---------- DATASET EXCERPTS
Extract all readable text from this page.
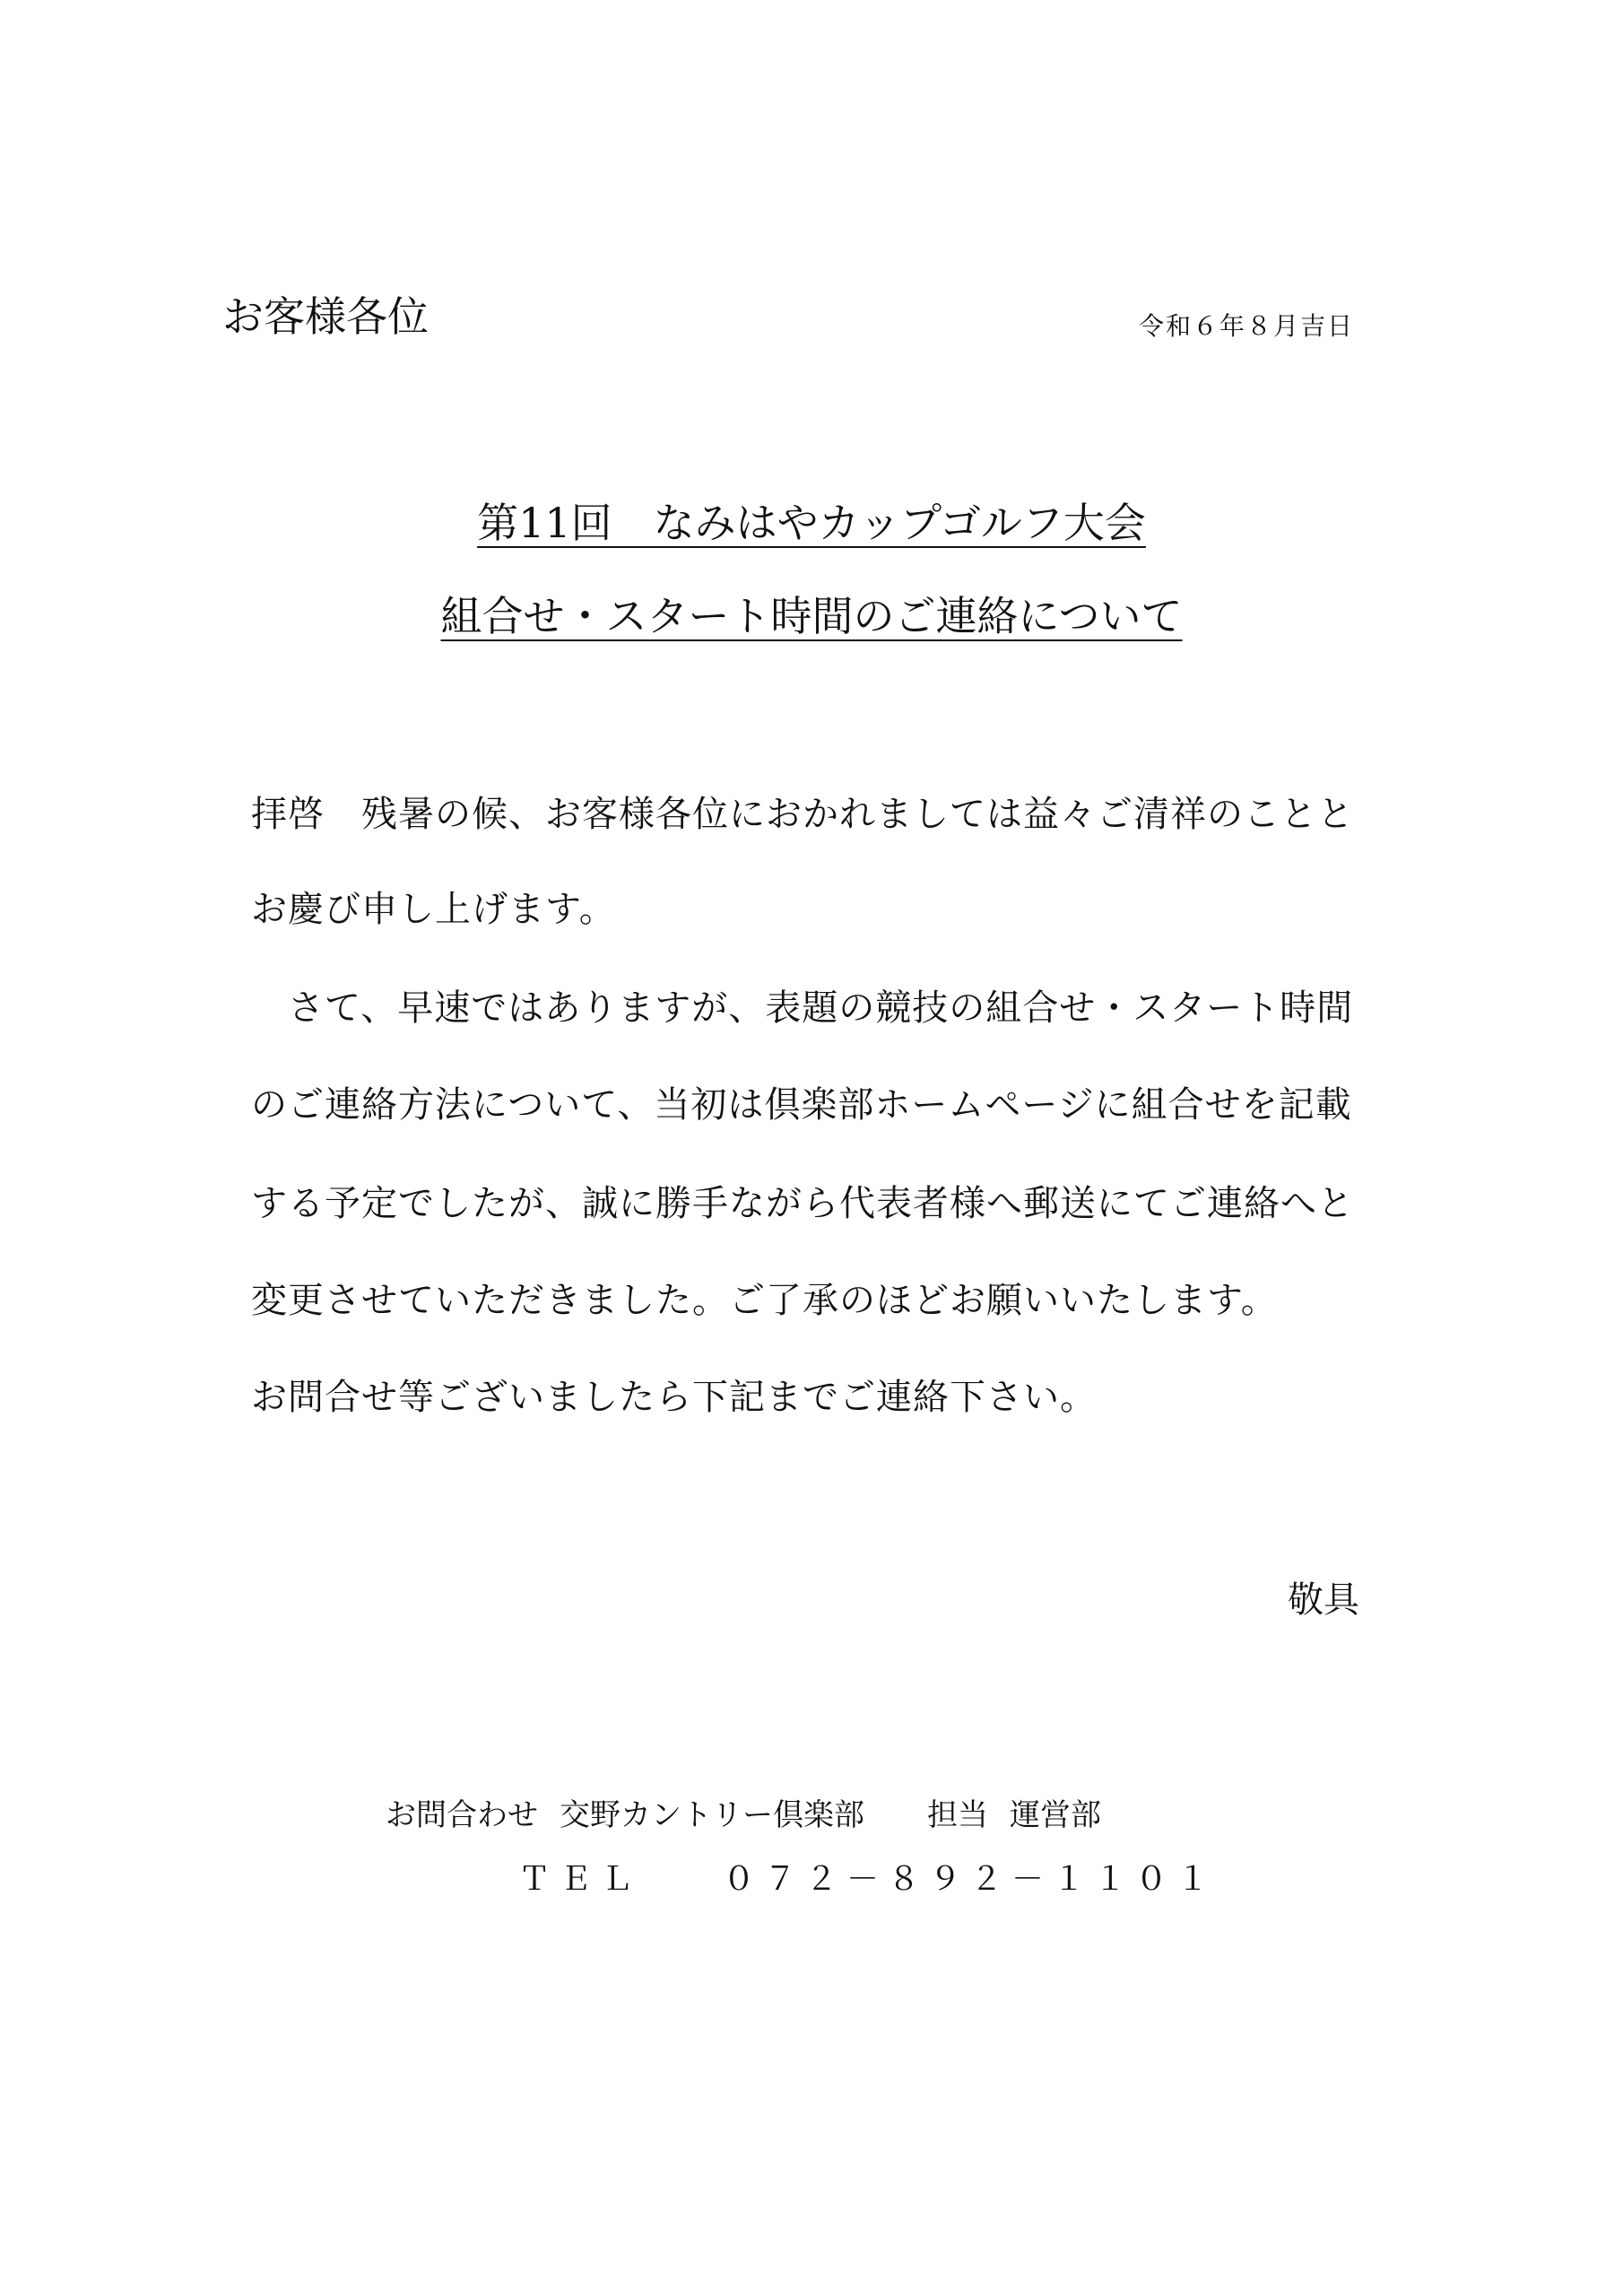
お客様各位	令和６年８月吉日
第11回　なみはやカップゴルフ大会
組合せ・スタート時間のご連絡について
拝啓　残暑の候、お客様各位におかれましては益々ご清祥のことと
お慶び申し上げます。
　さて、早速ではありますが、表題の競技の組合せ・スタート時間
のご連絡方法について、当初は倶楽部ホームページに組合せを記載
する予定でしたが、誠に勝手ながら代表者様へ郵送にてご連絡へと
変更させていただきました。ご了承のほどお願いいたします。
お問合せ等ございましたら下記までご連絡下さい。
敬具
お問合わせ 交野カントリー倶楽部 担当 運営部
ＴＥＬ	０７２－８９２－１１０１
--------------------
TASK DIRECTIONS: Can the entries above be repeated exactly, without their pictures?

TASK ANSWER:
Extract all readable text from this page.
お客様各位	令和６年８月吉日
第11回　なみはやカップゴルフ大会
組合せ・スタート時間のご連絡について
拝啓　残暑の候、お客様各位におかれましては益々ご清祥のことと
お慶び申し上げます。
　さて、早速ではありますが、表題の競技の組合せ・スタート時間
のご連絡方法について、当初は倶楽部ホームページに組合せを記載
する予定でしたが、誠に勝手ながら代表者様へ郵送にてご連絡へと
変更させていただきました。ご了承のほどお願いいたします。
お問合せ等ございましたら下記までご連絡下さい。
敬具
お問合わせ 交野カントリー倶楽部 担当 運営部
ＴＥＬ	０７２－８９２－１１０１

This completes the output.